Extract all data as written.

(Figure content listings)
+++
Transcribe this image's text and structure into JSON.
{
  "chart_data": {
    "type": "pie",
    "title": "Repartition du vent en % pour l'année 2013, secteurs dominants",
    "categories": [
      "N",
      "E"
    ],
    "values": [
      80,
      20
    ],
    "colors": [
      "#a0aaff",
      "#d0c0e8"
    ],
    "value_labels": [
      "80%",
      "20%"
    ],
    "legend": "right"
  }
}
+++
| Output |
Transcribe this image's text and structure into JSON.
{
  "chart_data": {
    "type": "pie",
    "title": "Repartition du vent en % pour l'année 2013, secteurs dominants",
    "categories": [
      "N",
      "E"
    ],
    "values": [
      80,
      20
    ],
    "colors": [
      "#a0aaff",
      "#d0c0e8"
    ],
    "value_labels": [
      "80%",
      "20%"
    ],
    "legend": "right"
  }
}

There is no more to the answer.